START Given passage

The Intergalactic Conspiracy of Childcare Collectives (ICCC) is a network of collectives who support grassroots organizing through childcare. The ICCC Network Gathering will be a space to discuss shared politics and visions for movements that prioritize kid-friendly spaces, intergenerational movements, and communal care-taking. We first came together two years ago at the US Social Forum and continued building together for the AMC2011 Kids Track. Using our foundation as a starting point, our network gathering will include critical conversations on why we do this important work, creative space for building resources, and general relationship-building.
The room is open to anyone interested in radical childcare collectives, though the focus of the gathering will be on visioning, sharing experiences, and networking, and less on the logistics of how to start a new collective. (For those seeking this resource: please stop by the ICCC table to talk about the nuts and bolts of starting and sustaining collectives - and so that we can meet you!) If you'd like to dream with us about what movements for people of all ages can look like - we hope you'll come join us at the ICCC Network Gathering.
Medios Caminantes is a network composed of various social justice groups that are part of the Spanish speaking immigrant community in the US, collaborating with media makers that are part of social movements in Latin America. At this network gathering we want to discuss strategies and organize efforts against anti immigrant policies within the US and neoliberal projects across the Global South. Using a web based platform, and joint radio broadcasts we hope to create a communication network where participating groups can exchange resources, experiences, skills, strategies and media productions throughout the year.

END Given passage
START Exercise data

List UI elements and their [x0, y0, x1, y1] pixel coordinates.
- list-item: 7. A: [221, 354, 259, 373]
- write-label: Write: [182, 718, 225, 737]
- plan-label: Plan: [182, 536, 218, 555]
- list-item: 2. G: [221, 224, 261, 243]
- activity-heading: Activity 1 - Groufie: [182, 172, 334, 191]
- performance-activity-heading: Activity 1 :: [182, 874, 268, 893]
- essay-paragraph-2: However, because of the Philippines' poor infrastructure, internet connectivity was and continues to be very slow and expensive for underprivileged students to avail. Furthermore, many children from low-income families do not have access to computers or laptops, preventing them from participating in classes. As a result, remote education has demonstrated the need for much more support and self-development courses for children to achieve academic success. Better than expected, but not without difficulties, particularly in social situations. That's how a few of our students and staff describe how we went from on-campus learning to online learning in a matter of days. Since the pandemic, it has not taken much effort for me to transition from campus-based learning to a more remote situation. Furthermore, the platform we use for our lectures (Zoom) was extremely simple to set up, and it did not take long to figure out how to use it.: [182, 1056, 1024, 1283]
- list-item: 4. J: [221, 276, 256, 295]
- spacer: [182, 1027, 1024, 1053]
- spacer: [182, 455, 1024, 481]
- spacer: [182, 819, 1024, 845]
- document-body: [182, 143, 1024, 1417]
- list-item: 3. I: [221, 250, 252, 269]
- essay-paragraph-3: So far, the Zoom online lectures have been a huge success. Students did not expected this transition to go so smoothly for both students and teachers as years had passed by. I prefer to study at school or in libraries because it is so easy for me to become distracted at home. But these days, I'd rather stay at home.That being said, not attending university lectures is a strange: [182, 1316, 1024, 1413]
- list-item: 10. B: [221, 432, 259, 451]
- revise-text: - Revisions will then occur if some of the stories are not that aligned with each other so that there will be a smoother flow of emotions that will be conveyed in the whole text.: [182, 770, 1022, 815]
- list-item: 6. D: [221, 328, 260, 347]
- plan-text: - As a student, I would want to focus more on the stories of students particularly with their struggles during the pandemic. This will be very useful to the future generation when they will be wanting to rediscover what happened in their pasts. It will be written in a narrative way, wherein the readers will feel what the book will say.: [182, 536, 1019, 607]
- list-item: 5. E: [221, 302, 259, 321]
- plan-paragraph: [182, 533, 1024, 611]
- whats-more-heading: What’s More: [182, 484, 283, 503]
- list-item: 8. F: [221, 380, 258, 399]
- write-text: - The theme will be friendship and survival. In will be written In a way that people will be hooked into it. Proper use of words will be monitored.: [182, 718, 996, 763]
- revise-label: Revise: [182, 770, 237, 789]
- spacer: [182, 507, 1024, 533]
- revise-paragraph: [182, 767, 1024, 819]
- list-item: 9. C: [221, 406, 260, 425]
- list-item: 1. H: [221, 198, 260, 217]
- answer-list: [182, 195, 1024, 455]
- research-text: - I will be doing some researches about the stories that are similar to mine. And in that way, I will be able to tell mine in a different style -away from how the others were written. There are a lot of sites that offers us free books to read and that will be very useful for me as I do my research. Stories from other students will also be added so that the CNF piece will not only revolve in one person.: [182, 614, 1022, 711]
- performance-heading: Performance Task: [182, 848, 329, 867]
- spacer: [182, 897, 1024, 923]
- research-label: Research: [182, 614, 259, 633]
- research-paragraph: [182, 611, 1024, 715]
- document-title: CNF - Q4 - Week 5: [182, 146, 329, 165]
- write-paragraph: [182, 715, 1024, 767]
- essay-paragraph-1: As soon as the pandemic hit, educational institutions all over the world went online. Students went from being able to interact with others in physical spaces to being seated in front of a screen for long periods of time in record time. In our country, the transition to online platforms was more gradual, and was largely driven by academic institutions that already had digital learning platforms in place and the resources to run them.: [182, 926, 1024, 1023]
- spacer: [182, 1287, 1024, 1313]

END Exercise data

Problem details
Resume the text describing the network gatherings after its final sentence.

Reply
Medios Caminantes es una red conformada por diversos grupos de la comunidad inmigrante de hispano hablantes en los EU, en colaboracion con medios independientes y movimientos sociales en America Latina, cuya mision es la creacion de justicia social. En esta mini asamblea queremos discutir estrategias y promover la colaboracion para sumar esfuerzos contra politicas anti inmigrantes en los EU asi como rechazar proyectos colonizadores y neoliberales a lo largo de America Latina. A traves del uso de nuestra plataforma web y de transmisiones de radio conjuntas, esperamos crear una red de comunicacion en la cual los grupos puedan intercambiar recursos, experiencias, habilidades, estrategias y producciones mediaticas a lo largo del año.